### [YOUR OBJECTIVE]
Count, in the entries below, the lines in which "name" occurs. Give the number, nothing more.

(Records from a data source)
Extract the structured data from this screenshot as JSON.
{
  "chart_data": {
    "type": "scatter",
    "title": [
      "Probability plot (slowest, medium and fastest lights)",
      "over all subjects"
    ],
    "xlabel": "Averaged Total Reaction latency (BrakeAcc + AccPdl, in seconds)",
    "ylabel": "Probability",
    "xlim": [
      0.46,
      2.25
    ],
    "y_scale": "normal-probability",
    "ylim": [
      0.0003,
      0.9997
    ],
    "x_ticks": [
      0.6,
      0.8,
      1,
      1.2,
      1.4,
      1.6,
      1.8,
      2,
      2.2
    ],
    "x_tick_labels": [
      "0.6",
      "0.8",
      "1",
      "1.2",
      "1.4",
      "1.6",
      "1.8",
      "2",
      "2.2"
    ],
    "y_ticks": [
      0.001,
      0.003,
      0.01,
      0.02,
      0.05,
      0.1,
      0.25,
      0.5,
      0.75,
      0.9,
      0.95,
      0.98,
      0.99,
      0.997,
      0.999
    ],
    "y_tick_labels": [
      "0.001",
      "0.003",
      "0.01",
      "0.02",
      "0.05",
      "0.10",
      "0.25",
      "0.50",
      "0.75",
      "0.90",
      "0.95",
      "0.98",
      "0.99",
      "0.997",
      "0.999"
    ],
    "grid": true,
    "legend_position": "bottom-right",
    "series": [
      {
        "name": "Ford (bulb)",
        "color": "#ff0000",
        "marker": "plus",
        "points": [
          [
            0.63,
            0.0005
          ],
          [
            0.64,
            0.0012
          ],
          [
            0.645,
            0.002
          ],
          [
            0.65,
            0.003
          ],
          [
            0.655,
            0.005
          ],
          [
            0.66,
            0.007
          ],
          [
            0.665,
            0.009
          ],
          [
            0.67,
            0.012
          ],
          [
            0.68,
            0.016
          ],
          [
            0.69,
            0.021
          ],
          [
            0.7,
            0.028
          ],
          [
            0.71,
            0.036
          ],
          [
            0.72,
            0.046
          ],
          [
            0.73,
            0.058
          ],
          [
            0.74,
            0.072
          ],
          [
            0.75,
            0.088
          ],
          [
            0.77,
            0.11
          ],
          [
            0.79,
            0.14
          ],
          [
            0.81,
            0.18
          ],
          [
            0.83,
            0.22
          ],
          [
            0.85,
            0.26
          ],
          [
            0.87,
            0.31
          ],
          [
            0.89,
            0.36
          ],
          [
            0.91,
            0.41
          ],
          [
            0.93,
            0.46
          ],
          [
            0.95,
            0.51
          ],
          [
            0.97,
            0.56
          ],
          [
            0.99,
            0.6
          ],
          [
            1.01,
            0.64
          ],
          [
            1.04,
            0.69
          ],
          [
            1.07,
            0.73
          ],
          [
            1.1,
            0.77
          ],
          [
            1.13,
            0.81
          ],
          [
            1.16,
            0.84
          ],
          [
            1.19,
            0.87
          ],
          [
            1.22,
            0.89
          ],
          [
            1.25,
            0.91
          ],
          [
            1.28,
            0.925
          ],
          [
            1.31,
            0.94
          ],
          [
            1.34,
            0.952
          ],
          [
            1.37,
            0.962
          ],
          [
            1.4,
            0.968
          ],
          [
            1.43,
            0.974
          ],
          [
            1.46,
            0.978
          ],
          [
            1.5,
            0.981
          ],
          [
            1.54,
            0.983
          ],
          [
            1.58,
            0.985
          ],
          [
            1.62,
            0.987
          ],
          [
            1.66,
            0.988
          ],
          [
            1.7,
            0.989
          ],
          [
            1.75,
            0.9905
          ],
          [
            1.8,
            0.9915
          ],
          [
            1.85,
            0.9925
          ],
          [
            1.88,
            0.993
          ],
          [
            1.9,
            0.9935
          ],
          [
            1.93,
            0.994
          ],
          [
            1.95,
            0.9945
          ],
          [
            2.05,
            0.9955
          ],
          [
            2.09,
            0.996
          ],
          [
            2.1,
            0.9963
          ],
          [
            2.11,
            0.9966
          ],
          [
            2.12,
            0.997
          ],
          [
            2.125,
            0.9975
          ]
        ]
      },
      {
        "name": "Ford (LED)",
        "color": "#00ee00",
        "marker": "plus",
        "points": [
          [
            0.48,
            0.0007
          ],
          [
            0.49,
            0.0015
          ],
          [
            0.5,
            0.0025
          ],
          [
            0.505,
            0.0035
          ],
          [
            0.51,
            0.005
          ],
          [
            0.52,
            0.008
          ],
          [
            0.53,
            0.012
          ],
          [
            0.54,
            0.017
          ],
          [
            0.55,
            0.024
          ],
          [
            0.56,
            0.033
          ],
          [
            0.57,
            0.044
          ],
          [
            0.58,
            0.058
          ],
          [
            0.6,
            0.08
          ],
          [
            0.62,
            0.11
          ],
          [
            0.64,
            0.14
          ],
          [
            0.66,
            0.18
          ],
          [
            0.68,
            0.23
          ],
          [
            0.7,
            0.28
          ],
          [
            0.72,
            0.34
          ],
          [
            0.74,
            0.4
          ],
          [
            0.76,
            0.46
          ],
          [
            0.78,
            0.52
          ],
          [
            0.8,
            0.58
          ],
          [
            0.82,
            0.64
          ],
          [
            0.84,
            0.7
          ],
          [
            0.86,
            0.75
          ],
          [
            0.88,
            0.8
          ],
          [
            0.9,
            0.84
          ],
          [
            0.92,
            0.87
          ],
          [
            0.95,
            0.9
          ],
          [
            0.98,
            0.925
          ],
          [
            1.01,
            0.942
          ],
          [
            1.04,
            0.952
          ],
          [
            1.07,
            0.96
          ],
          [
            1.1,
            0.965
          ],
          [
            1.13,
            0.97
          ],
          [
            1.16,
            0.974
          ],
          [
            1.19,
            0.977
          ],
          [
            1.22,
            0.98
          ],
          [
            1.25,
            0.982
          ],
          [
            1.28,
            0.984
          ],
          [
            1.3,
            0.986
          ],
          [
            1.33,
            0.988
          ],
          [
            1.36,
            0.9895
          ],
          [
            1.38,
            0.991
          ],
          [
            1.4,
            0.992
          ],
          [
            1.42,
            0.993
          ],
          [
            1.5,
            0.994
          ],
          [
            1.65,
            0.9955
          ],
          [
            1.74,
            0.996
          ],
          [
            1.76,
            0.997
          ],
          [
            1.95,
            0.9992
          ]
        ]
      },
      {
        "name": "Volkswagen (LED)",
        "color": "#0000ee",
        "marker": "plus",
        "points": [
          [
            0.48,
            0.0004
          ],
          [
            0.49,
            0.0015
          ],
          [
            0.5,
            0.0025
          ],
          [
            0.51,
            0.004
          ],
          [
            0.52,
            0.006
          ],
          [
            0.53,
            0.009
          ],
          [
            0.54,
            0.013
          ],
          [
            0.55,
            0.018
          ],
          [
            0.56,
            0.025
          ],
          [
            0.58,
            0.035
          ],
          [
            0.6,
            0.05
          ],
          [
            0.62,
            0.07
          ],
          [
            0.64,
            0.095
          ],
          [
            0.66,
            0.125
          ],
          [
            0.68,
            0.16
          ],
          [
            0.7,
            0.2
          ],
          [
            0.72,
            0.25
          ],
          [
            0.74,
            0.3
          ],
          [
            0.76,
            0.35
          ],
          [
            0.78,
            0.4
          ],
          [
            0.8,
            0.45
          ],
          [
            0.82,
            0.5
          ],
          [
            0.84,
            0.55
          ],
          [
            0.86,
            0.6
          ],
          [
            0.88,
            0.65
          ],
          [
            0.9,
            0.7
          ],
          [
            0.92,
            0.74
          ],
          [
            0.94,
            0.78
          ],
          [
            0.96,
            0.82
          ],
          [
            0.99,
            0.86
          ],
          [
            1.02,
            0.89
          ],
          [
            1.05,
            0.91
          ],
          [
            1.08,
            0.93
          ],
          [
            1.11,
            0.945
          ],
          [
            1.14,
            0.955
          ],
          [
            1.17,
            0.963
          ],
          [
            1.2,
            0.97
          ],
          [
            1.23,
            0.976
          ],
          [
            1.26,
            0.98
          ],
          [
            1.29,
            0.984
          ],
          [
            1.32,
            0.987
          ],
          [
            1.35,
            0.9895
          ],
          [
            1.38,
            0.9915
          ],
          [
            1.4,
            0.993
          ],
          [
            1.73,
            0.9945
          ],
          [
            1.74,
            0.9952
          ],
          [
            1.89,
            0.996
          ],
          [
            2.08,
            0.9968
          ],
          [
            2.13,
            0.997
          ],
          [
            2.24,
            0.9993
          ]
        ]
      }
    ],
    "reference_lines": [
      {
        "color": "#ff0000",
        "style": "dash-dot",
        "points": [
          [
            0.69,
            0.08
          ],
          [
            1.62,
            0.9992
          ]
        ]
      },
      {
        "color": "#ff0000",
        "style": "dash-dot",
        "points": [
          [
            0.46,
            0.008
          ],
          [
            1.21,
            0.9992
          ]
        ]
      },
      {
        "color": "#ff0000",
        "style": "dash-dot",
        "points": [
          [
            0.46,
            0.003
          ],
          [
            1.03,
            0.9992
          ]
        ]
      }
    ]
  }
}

### [RESPONSE TO THIS TASK]
3